Data listing
═══
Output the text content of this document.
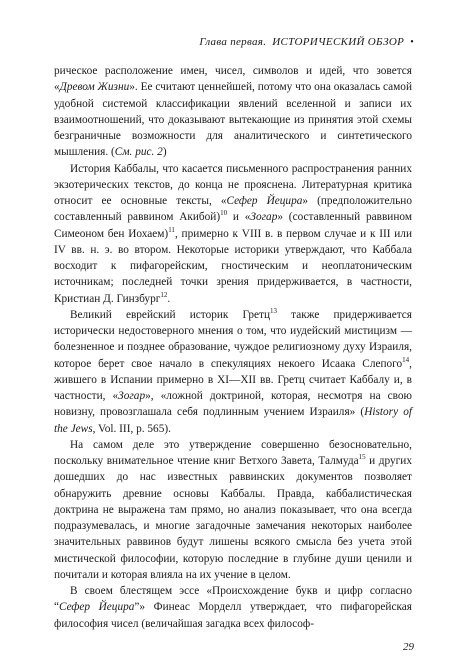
Глава первая. ИСТОРИЧЕСКИЙ ОБЗОР •

рическое расположение имен, чисел, символов и идей, что зовется «Древом Жизни». Ее считают ценнейшей, потому что она оказалась самой удобной системой классификации явлений вселенной и записи их взаимоотношений, что доказывают вытекающие из принятия этой схемы безграничные возможности для аналитического и синтетического мышления. (См. рис. 2)

История Каббалы, что касается письменного распространения ранних экзотерических текстов, до конца не прояснена. Литературная критика относит ее основные тексты, «Сефер Йецира» (предположительно составленный раввином Акибой)$^{10}$ и «Зогар» (составленный раввином Симеоном бен Иохаем)$^{11}$, примерно к VIII в. в первом случае и к III или IV вв. н. э. во втором. Некоторые историки утверждают, что Каббала восходит к пифагорейским, гностическим и неоплатоническим источникам; последней точки зрения придерживается, в частности, Кристиан Д. Гинзбург$^{12}$.

Великий еврейский историк Гретц$^{13}$ также придерживается исторически недостоверного мнения о том, что иудейский мистицизм — болезненное и позднее образование, чуждое религиозному духу Израиля, которое берет свое начало в спекуляциях некоего Исаака Слепого$^{14}$, жившего в Испании примерно в XI—XII вв. Гретц считает Каббалу и, в частности, «Зогар», «ложной доктриной, которая, несмотря на свою новизну, провозглашала себя подлинным учением Израиля» (History of the Jews, Vol. III, р. 565).

На самом деле это утверждение совершенно безосновательно, поскольку внимательное чтение книг Ветхого Завета, Талмуда$^{15}$ и других дошедших до нас известных раввинских документов позволяет обнаружить древние основы Каббалы. Правда, каббалистическая доктрина не выражена там прямо, но анализ показывает, что она всегда подразумевалась, и многие загадочные замечания некоторых наиболее значительных раввинов будут лишены всякого смысла без учета этой мистической философии, которую последние в глубине души ценили и почитали и которая влияла на их учение в целом.

В своем блестящем эссе «Происхождение букв и цифр согласно “Сефер Йецира”» Финеас Морделл утверждает, что пифагорейская философия чисел (величайшая загадка всех философ-

29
═══
* _Direction_
Omit every picture while copying the listing above exactly.

* _Problem solution_
Output the text content of this document.
Глава первая. ИСТОРИЧЕСКИЙ ОБЗОР •

рическое расположение имен, чисел, символов и идей, что зовется «Древом Жизни». Ее считают ценнейшей, потому что она оказалась самой удобной системой классификации явлений вселенной и записи их взаимоотношений, что доказывают вытекающие из принятия этой схемы безграничные возможности для аналитического и синтетического мышления. (См. рис. 2)

История Каббалы, что касается письменного распространения ранних экзотерических текстов, до конца не прояснена. Литературная критика относит ее основные тексты, «Сефер Йецира» (предположительно составленный раввином Акибой)$^{10}$ и «Зогар» (составленный раввином Симеоном бен Иохаем)$^{11}$, примерно к VIII в. в первом случае и к III или IV вв. н. э. во втором. Некоторые историки утверждают, что Каббала восходит к пифагорейским, гностическим и неоплатоническим источникам; последней точки зрения придерживается, в частности, Кристиан Д. Гинзбург$^{12}$.

Великий еврейский историк Гретц$^{13}$ также придерживается исторически недостоверного мнения о том, что иудейский мистицизм — болезненное и позднее образование, чуждое религиозному духу Израиля, которое берет свое начало в спекуляциях некоего Исаака Слепого$^{14}$, жившего в Испании примерно в XI—XII вв. Гретц считает Каббалу и, в частности, «Зогар», «ложной доктриной, которая, несмотря на свою новизну, провозглашала себя подлинным учением Израиля» (History of the Jews, Vol. III, р. 565).

На самом деле это утверждение совершенно безосновательно, поскольку внимательное чтение книг Ветхого Завета, Талмуда$^{15}$ и других дошедших до нас известных раввинских документов позволяет обнаружить древние основы Каббалы. Правда, каббалистическая доктрина не выражена там прямо, но анализ показывает, что она всегда подразумевалась, и многие загадочные замечания некоторых наиболее значительных раввинов будут лишены всякого смысла без учета этой мистической философии, которую последние в глубине души ценили и почитали и которая влияла на их учение в целом.

В своем блестящем эссе «Происхождение букв и цифр согласно “Сефер Йецира”» Финеас Морделл утверждает, что пифагорейская философия чисел (величайшая загадка всех философ-

29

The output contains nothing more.